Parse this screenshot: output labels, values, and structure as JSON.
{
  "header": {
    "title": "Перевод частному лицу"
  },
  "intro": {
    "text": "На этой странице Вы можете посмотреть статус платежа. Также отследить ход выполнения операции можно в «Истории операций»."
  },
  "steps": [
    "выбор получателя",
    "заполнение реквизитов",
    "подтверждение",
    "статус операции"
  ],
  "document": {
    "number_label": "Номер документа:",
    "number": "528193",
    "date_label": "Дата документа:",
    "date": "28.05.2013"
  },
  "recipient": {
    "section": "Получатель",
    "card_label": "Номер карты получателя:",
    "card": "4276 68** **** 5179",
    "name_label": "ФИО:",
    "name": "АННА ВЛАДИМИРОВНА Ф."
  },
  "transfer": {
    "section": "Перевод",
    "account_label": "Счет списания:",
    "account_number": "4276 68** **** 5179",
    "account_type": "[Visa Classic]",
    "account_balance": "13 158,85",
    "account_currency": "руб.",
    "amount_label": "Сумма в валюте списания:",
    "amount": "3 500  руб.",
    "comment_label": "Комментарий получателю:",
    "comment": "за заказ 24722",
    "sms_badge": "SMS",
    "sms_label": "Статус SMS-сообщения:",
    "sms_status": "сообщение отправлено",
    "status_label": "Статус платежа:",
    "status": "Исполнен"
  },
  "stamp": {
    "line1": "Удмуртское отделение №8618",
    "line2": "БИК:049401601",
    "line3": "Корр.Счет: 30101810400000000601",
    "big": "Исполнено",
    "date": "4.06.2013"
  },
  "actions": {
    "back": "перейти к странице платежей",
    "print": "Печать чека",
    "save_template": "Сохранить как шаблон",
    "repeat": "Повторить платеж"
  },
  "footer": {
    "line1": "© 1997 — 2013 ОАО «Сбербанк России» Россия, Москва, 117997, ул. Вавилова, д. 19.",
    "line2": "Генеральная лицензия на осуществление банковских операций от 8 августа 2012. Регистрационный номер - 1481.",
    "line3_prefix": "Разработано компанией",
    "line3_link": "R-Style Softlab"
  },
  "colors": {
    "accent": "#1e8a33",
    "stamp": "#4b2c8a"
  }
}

= = = =

# [TASK DETAILS]
In the entries above, locate every line with the word "Счет" and copy it.

# [ANSWER TO THIS PROBLEM]
    "account_label": "Счет списания:",
    "line3": "Корр.Счет: 30101810400000000601",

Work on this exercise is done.